Extracted data entries
● ● ● ● ● ● ●

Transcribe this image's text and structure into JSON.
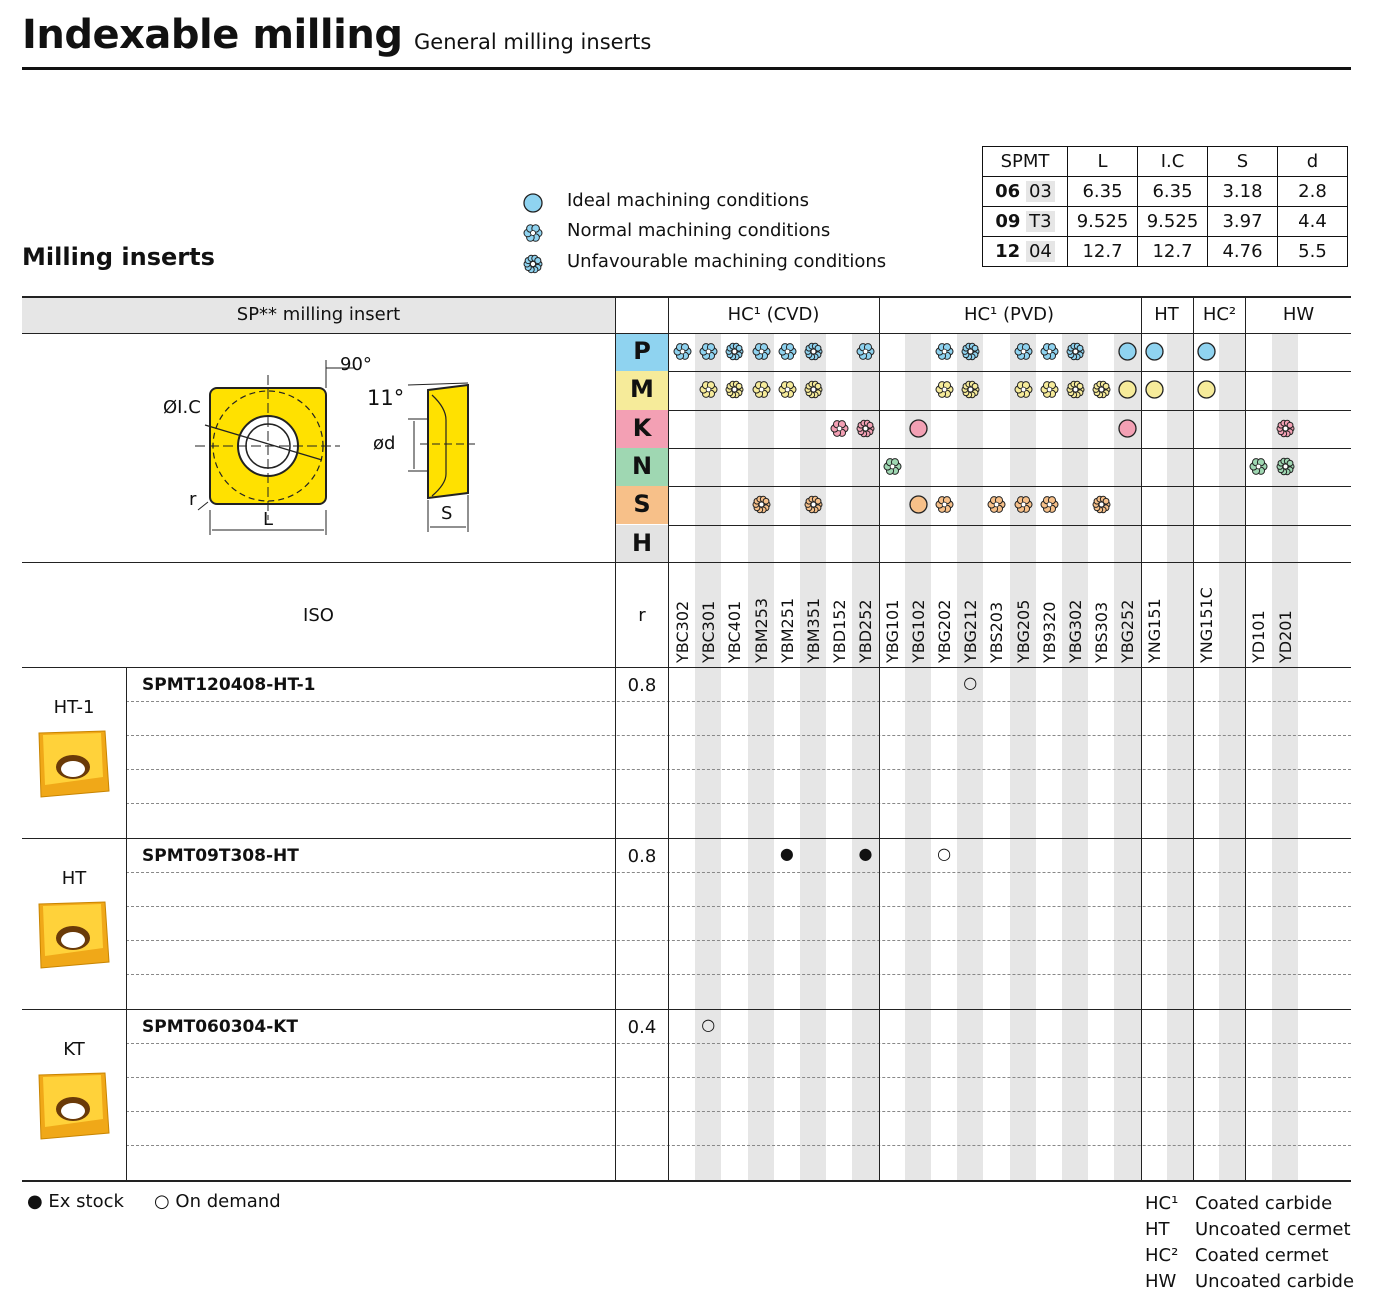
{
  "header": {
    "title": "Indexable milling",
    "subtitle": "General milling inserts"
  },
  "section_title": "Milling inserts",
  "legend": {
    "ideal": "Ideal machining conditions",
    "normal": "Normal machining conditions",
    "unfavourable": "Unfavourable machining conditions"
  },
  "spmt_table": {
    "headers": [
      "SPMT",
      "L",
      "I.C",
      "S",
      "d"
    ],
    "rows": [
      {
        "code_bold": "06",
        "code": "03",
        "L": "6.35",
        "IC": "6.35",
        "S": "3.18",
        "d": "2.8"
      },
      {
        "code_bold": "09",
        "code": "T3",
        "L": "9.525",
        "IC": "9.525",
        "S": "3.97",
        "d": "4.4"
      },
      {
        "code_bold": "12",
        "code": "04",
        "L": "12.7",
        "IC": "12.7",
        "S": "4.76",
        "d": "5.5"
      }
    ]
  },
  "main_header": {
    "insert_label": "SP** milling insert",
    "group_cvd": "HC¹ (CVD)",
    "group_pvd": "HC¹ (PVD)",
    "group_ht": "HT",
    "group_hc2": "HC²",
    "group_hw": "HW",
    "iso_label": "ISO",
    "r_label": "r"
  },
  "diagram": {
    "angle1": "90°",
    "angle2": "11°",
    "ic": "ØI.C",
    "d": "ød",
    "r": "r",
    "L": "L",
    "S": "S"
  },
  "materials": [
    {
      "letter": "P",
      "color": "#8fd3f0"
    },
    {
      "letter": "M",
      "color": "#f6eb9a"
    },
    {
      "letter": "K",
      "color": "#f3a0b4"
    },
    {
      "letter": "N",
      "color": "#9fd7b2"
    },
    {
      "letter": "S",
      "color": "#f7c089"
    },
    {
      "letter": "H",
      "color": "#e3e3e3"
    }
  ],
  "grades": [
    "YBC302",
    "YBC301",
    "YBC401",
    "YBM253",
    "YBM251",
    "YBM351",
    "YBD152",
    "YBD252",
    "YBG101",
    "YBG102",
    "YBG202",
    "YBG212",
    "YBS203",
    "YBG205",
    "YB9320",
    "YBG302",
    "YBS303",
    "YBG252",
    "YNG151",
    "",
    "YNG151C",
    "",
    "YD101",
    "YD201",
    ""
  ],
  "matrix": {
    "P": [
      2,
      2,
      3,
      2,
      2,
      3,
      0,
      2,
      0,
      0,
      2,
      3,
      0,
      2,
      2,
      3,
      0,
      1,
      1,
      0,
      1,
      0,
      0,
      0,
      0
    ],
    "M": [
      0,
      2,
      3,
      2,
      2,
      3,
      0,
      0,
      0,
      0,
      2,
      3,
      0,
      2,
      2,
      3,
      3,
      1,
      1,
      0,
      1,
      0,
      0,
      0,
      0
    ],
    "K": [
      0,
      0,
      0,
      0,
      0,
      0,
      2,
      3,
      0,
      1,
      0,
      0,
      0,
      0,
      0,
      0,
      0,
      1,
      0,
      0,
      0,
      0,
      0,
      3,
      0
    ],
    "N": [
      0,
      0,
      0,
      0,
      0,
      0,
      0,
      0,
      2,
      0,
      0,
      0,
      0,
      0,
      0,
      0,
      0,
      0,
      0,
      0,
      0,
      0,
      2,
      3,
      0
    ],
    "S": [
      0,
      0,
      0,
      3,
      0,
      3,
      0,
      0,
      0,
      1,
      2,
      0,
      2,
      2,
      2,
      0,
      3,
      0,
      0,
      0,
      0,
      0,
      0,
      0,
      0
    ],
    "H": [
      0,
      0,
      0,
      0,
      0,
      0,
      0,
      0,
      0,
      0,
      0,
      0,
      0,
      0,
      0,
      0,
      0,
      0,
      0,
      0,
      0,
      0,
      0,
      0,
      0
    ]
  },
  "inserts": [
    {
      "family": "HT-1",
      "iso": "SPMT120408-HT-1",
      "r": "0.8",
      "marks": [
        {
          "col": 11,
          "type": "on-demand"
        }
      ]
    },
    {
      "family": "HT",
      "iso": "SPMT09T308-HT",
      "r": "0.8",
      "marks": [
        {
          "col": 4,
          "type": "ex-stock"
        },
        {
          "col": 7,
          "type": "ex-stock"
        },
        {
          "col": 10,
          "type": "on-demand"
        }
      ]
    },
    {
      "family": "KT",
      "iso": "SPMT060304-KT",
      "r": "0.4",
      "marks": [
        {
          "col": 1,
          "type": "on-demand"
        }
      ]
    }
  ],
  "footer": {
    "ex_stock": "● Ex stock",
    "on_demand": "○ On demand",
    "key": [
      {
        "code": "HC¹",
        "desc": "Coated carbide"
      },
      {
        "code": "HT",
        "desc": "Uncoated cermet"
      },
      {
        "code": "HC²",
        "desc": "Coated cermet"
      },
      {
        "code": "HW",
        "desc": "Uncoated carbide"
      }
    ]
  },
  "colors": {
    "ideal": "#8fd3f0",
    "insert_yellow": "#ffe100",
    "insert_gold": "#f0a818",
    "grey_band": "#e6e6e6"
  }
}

● ● ● ● ● ● ●

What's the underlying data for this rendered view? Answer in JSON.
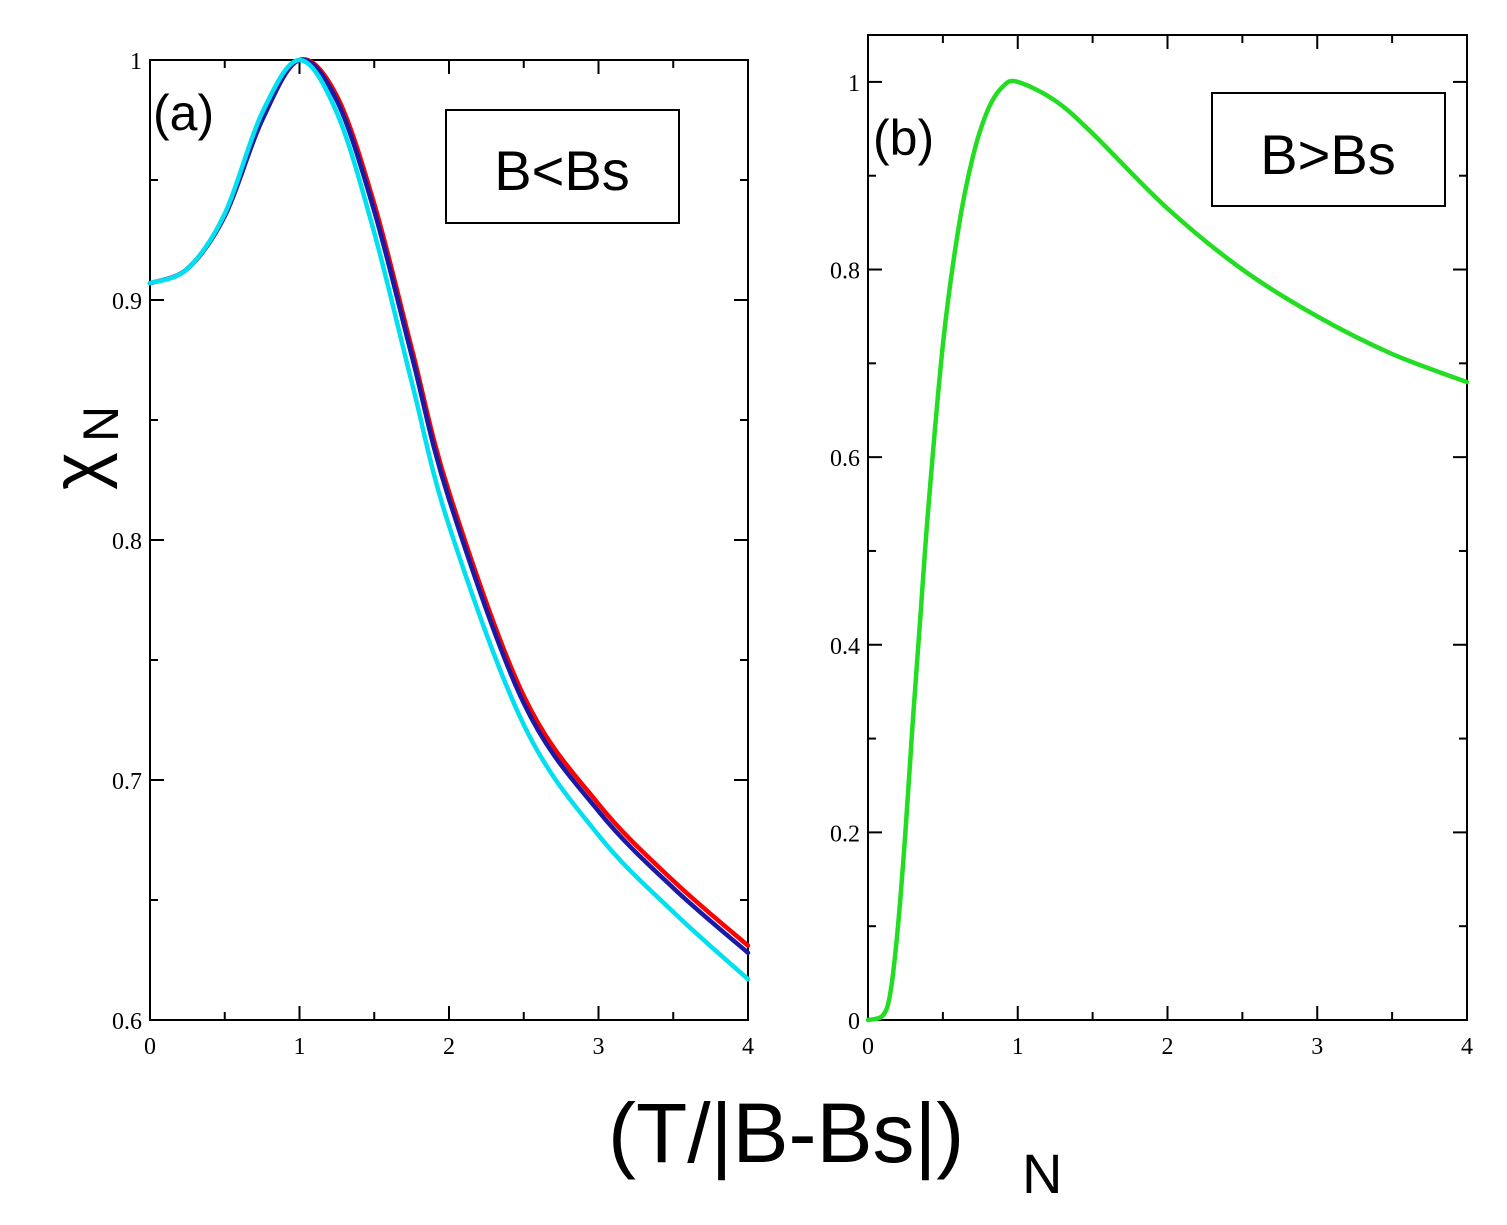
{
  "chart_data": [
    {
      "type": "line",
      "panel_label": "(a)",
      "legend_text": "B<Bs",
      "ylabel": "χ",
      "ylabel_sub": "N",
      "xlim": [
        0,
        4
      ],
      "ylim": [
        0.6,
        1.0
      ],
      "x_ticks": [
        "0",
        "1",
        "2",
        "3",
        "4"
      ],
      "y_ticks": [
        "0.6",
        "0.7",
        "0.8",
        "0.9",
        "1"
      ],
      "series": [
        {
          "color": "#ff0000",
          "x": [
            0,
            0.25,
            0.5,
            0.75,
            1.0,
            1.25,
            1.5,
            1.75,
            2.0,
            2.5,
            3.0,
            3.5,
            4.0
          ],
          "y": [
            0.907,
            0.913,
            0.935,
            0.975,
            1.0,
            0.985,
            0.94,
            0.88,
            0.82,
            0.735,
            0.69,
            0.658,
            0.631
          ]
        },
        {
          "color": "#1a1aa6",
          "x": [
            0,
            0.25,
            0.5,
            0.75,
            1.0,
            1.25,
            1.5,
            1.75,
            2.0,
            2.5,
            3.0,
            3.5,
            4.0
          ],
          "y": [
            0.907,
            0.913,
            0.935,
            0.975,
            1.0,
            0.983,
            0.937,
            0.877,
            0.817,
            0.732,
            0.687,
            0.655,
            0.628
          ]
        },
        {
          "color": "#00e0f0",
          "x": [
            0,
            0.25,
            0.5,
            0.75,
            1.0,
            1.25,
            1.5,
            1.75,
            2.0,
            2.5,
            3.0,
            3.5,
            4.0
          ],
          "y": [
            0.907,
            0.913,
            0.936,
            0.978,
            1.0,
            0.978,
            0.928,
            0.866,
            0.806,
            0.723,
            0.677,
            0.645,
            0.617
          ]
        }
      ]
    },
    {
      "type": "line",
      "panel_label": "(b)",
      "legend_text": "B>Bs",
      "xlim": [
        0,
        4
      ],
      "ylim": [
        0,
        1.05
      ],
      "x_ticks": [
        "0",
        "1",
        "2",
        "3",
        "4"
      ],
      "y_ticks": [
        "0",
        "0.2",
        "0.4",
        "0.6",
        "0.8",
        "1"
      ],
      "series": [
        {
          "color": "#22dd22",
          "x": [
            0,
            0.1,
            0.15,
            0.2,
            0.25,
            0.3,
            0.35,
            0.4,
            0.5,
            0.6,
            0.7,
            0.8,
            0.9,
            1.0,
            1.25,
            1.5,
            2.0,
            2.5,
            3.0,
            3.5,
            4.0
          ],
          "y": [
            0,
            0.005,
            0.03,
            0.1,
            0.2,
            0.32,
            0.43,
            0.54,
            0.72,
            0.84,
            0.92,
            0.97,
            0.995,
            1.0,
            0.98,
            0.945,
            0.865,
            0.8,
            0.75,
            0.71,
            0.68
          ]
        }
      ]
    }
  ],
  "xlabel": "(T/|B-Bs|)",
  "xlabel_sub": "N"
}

● ● ● ● ● ● ●

AIM:
In the entries above, identify each line that includes the string "ideal", then copy it.

REPLY:
    "ideal": "Ideal machining conditions",
    "ideal": "#8fd3f0",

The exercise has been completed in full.